━━ Records for this exercise ━━
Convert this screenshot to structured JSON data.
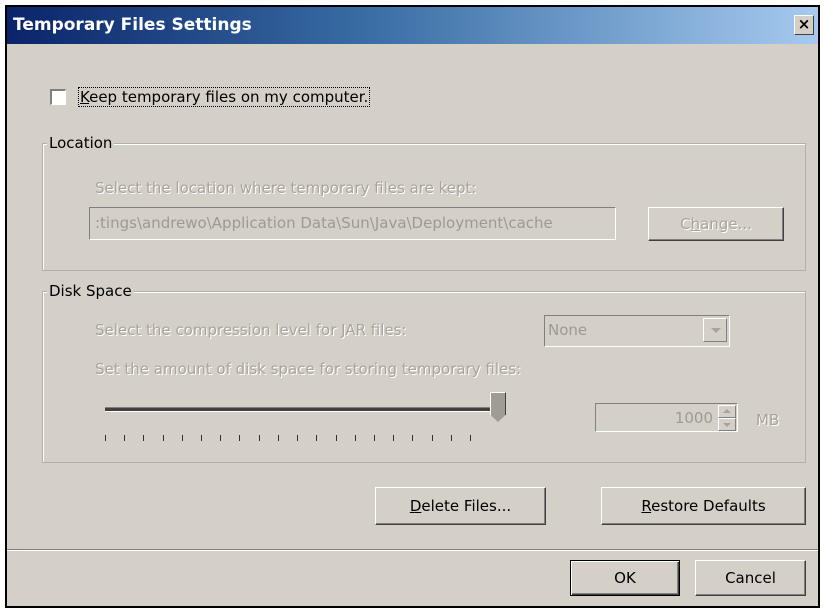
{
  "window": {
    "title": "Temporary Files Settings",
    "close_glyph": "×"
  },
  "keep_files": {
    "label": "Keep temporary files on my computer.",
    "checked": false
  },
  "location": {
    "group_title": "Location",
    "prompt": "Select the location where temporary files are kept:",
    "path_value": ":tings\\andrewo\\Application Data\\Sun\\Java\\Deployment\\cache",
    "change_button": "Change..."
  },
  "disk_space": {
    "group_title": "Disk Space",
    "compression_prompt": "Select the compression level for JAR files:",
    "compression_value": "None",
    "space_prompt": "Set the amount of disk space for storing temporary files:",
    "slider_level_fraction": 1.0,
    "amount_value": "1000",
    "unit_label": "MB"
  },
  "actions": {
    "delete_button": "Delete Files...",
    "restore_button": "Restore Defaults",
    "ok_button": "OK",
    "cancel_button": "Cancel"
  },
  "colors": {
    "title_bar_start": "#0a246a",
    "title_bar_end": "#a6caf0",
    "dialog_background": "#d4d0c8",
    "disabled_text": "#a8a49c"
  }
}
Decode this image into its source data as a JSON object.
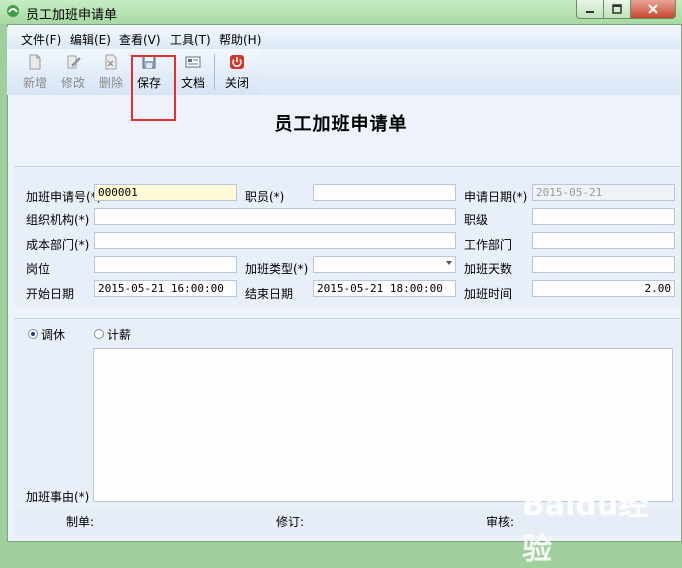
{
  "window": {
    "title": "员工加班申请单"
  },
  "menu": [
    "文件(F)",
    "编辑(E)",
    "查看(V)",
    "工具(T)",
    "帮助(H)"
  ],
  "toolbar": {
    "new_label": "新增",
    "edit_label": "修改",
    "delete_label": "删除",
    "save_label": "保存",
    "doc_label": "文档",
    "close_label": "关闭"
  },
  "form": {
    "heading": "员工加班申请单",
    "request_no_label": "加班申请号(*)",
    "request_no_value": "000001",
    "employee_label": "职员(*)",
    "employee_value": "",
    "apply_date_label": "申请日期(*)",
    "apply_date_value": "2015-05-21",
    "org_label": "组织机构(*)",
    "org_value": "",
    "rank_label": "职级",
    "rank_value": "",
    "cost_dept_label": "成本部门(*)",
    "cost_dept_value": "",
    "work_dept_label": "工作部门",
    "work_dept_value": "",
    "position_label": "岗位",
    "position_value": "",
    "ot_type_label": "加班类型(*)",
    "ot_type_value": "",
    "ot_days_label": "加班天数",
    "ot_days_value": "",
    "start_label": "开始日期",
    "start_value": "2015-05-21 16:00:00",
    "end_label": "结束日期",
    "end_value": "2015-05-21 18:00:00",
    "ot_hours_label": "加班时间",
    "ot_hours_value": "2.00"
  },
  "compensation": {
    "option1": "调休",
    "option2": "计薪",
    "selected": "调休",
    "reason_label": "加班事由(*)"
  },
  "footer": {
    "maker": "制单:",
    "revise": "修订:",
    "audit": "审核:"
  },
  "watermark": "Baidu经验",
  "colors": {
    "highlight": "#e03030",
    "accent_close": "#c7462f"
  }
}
━━━
━━ Records for this exercise ━━
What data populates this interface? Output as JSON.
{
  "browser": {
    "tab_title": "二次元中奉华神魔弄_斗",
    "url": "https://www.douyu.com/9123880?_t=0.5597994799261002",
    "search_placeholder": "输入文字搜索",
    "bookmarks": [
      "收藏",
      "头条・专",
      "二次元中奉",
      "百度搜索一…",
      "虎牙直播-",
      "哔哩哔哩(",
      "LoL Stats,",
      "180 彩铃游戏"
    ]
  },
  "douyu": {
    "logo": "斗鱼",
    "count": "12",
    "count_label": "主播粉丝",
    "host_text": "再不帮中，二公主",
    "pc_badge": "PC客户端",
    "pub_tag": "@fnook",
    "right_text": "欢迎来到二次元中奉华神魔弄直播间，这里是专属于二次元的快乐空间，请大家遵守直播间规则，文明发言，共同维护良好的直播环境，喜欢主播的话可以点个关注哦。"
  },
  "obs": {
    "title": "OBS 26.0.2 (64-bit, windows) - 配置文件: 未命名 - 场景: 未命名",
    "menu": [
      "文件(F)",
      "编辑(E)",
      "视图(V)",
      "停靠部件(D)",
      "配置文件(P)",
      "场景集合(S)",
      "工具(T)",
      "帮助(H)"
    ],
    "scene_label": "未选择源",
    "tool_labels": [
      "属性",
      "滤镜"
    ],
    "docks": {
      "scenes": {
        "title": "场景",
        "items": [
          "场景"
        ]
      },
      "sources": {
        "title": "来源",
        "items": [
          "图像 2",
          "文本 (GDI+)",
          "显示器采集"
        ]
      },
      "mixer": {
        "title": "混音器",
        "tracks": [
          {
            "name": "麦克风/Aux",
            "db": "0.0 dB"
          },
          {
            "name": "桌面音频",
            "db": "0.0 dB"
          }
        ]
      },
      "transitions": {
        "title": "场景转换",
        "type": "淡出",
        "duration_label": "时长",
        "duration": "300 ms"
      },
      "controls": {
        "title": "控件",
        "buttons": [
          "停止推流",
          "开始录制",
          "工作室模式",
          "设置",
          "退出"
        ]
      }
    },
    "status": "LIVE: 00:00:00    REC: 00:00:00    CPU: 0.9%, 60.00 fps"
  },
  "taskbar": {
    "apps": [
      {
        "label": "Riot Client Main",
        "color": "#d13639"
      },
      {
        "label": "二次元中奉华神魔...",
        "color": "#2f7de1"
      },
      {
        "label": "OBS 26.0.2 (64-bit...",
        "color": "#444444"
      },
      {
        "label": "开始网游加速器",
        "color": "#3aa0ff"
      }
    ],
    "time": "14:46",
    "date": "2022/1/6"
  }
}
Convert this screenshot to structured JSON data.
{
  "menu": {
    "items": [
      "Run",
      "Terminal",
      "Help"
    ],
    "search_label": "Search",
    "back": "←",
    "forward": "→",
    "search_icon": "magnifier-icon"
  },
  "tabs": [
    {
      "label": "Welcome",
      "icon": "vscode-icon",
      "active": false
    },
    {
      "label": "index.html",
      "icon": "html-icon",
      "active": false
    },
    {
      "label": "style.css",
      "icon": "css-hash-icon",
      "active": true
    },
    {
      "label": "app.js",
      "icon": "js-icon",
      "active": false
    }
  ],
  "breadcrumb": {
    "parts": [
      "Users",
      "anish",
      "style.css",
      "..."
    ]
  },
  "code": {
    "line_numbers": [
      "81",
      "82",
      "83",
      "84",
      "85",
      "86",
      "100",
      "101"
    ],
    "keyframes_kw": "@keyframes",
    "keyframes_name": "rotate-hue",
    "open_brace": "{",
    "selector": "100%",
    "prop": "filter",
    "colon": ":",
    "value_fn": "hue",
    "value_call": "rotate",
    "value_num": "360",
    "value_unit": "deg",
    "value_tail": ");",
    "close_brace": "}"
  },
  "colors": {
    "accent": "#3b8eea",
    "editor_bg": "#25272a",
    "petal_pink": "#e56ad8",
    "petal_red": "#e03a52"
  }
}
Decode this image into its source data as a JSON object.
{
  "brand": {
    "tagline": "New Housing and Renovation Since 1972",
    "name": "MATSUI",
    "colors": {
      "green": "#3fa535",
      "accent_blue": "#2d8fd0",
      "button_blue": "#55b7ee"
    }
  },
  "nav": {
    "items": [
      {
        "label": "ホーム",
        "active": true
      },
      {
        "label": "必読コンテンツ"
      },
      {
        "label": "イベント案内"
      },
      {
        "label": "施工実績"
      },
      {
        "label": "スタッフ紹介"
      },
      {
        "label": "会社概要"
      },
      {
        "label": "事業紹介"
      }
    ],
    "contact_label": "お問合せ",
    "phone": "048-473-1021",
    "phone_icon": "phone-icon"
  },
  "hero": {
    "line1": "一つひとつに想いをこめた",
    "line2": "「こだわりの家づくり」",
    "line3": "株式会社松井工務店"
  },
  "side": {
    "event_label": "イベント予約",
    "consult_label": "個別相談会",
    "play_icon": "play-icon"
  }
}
━━━
◆ **Problem**
Using the records above, select and copy every line that has the word "icon".

◆ **Expected output**
    "search_icon": "magnifier-icon"
      "icon": "vscode-icon",
      "icon": "html-icon",
      "icon": "css-hash-icon",
      "icon": "js-icon",
    "phone_icon": "phone-icon"
    "play_icon": "play-icon"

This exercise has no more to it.